*What the task requires*: Reproduce each line of the records below verbatim, with no alterations.

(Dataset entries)

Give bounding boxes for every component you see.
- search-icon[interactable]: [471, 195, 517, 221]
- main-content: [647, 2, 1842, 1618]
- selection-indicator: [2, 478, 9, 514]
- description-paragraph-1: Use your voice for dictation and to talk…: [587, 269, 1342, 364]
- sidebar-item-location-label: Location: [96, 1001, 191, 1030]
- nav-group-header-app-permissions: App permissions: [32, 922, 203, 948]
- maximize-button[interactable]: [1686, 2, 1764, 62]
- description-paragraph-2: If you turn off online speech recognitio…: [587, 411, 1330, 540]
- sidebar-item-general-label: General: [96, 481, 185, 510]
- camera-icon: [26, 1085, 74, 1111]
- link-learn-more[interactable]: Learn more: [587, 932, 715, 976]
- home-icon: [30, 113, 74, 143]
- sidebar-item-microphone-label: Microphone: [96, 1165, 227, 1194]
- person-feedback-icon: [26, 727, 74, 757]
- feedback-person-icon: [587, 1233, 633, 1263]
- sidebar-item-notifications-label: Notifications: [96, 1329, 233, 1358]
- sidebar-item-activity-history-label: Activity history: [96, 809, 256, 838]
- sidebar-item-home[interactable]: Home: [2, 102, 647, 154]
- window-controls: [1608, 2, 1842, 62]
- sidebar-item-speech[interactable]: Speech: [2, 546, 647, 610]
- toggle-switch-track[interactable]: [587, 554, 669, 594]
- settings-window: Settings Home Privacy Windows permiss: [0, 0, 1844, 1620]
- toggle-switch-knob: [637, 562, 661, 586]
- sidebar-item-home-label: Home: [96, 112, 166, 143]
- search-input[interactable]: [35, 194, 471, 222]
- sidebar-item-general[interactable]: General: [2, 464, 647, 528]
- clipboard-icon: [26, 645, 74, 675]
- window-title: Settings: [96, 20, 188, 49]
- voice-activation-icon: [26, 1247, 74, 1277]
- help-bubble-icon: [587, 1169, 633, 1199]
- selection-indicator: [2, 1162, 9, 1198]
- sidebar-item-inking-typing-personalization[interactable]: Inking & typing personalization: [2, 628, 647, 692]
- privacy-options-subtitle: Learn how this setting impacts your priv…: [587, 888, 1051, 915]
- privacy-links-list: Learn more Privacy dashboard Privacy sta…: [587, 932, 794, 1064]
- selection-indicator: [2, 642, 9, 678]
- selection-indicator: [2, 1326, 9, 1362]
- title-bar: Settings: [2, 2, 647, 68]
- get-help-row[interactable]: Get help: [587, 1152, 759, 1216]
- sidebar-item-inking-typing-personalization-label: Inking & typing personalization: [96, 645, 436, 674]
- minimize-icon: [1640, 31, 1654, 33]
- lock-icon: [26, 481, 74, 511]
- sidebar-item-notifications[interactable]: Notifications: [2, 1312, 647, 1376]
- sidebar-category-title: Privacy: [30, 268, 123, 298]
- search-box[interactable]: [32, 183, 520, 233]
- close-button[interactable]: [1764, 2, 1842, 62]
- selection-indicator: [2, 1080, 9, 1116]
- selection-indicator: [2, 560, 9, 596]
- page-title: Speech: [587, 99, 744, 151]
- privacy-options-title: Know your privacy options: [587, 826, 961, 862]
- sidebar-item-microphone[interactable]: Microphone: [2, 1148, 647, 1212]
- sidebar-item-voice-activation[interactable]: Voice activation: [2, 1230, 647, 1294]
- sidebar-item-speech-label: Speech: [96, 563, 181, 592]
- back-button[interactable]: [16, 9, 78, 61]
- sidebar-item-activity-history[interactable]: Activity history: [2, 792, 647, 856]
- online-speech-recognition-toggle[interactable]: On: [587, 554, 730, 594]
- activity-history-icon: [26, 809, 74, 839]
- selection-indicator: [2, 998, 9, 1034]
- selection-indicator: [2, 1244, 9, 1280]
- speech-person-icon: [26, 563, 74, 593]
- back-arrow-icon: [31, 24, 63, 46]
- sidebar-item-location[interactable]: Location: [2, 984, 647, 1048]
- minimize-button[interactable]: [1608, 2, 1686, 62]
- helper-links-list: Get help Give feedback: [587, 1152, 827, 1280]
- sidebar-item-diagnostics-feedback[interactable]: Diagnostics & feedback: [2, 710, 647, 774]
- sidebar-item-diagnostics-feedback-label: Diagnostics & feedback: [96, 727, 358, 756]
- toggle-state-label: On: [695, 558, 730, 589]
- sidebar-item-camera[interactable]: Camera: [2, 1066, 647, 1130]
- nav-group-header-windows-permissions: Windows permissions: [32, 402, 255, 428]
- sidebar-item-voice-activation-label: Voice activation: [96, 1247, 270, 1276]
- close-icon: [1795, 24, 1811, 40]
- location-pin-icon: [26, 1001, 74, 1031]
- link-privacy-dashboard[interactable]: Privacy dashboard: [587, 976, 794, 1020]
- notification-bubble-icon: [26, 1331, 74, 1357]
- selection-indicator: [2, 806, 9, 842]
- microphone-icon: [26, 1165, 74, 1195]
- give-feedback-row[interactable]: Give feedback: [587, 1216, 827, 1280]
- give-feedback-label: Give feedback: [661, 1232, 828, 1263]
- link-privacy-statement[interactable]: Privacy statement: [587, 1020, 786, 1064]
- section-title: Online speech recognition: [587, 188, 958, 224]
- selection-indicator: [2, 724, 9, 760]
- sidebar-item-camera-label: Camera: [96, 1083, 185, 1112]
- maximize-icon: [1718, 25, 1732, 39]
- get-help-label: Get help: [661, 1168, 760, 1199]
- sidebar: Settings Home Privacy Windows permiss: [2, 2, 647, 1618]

*Exercise output*:
Give bounding boxes for every component you see.
- search-icon[interactable]: [471, 195, 517, 221]
- main-content: [647, 2, 1842, 1618]
- selection-indicator: [2, 478, 9, 514]
- description-paragraph-1: Use your voice for dictation and to talk…: [587, 269, 1342, 364]
- sidebar-item-location-label: Location: [96, 1001, 191, 1030]
- nav-group-header-app-permissions: App permissions: [32, 922, 203, 948]
- maximize-button[interactable]: [1686, 2, 1764, 62]
- description-paragraph-2: If you turn off online speech recognitio…: [587, 411, 1330, 540]
- sidebar-item-general-label: General: [96, 481, 185, 510]
- camera-icon: [26, 1085, 74, 1111]
- link-learn-more[interactable]: Learn more: [587, 932, 715, 976]
- home-icon: [30, 113, 74, 143]
- sidebar-item-microphone-label: Microphone: [96, 1165, 227, 1194]
- person-feedback-icon: [26, 727, 74, 757]
- feedback-person-icon: [587, 1233, 633, 1263]
- sidebar-item-notifications-label: Notifications: [96, 1329, 233, 1358]
- sidebar-item-activity-history-label: Activity history: [96, 809, 256, 838]
- sidebar-item-home[interactable]: Home: [2, 102, 647, 154]
- window-controls: [1608, 2, 1842, 62]
- sidebar-item-speech[interactable]: Speech: [2, 546, 647, 610]
- toggle-switch-track[interactable]: [587, 554, 669, 594]
- settings-window: Settings Home Privacy Windows permiss: [0, 0, 1844, 1620]
- toggle-switch-knob: [637, 562, 661, 586]
- sidebar-item-home-label: Home: [96, 112, 166, 143]
- search-input[interactable]: [35, 194, 471, 222]
- sidebar-item-general[interactable]: General: [2, 464, 647, 528]
- clipboard-icon: [26, 645, 74, 675]
- window-title: Settings: [96, 20, 188, 49]
- voice-activation-icon: [26, 1247, 74, 1277]
- help-bubble-icon: [587, 1169, 633, 1199]
- selection-indicator: [2, 1162, 9, 1198]
- sidebar-item-inking-typing-personalization[interactable]: Inking & typing personalization: [2, 628, 647, 692]
- privacy-options-subtitle: Learn how this setting impacts your priv…: [587, 888, 1051, 915]
- privacy-links-list: Learn more Privacy dashboard Privacy sta…: [587, 932, 794, 1064]
- selection-indicator: [2, 642, 9, 678]
- selection-indicator: [2, 1326, 9, 1362]
- title-bar: Settings: [2, 2, 647, 68]
- get-help-row[interactable]: Get help: [587, 1152, 759, 1216]
- sidebar-item-inking-typing-personalization-label: Inking & typing personalization: [96, 645, 436, 674]
- minimize-icon: [1640, 31, 1654, 33]
- lock-icon: [26, 481, 74, 511]
- sidebar-item-notifications[interactable]: Notifications: [2, 1312, 647, 1376]
- sidebar-category-title: Privacy: [30, 268, 123, 298]
- search-box[interactable]: [32, 183, 520, 233]
- close-button[interactable]: [1764, 2, 1842, 62]
- selection-indicator: [2, 1080, 9, 1116]
- selection-indicator: [2, 560, 9, 596]
- page-title: Speech: [587, 99, 744, 151]
- privacy-options-title: Know your privacy options: [587, 826, 961, 862]
- sidebar-item-microphone[interactable]: Microphone: [2, 1148, 647, 1212]
- sidebar-item-voice-activation[interactable]: Voice activation: [2, 1230, 647, 1294]
- sidebar-item-speech-label: Speech: [96, 563, 181, 592]
- back-button[interactable]: [16, 9, 78, 61]
- sidebar-item-activity-history[interactable]: Activity history: [2, 792, 647, 856]
- online-speech-recognition-toggle[interactable]: On: [587, 554, 730, 594]
- activity-history-icon: [26, 809, 74, 839]
- selection-indicator: [2, 998, 9, 1034]
- selection-indicator: [2, 1244, 9, 1280]
- speech-person-icon: [26, 563, 74, 593]
- back-arrow-icon: [31, 24, 63, 46]
- sidebar-item-location[interactable]: Location: [2, 984, 647, 1048]
- minimize-button[interactable]: [1608, 2, 1686, 62]
- helper-links-list: Get help Give feedback: [587, 1152, 827, 1280]
- sidebar-item-diagnostics-feedback[interactable]: Diagnostics & feedback: [2, 710, 647, 774]
- sidebar-item-diagnostics-feedback-label: Diagnostics & feedback: [96, 727, 358, 756]
- toggle-state-label: On: [695, 558, 730, 589]
- sidebar-item-camera[interactable]: Camera: [2, 1066, 647, 1130]
- nav-group-header-windows-permissions: Windows permissions: [32, 402, 255, 428]
- sidebar-item-voice-activation-label: Voice activation: [96, 1247, 270, 1276]
- close-icon: [1795, 24, 1811, 40]
- location-pin-icon: [26, 1001, 74, 1031]
- link-privacy-dashboard[interactable]: Privacy dashboard: [587, 976, 794, 1020]
- notification-bubble-icon: [26, 1331, 74, 1357]
- selection-indicator: [2, 806, 9, 842]
- microphone-icon: [26, 1165, 74, 1195]
- give-feedback-row[interactable]: Give feedback: [587, 1216, 827, 1280]
- give-feedback-label: Give feedback: [661, 1232, 828, 1263]
- link-privacy-statement[interactable]: Privacy statement: [587, 1020, 786, 1064]
- section-title: Online speech recognition: [587, 188, 958, 224]
- selection-indicator: [2, 724, 9, 760]
- sidebar-item-camera-label: Camera: [96, 1083, 185, 1112]
- maximize-icon: [1718, 25, 1732, 39]
- get-help-label: Get help: [661, 1168, 760, 1199]
- sidebar: Settings Home Privacy Windows permiss: [2, 2, 647, 1618]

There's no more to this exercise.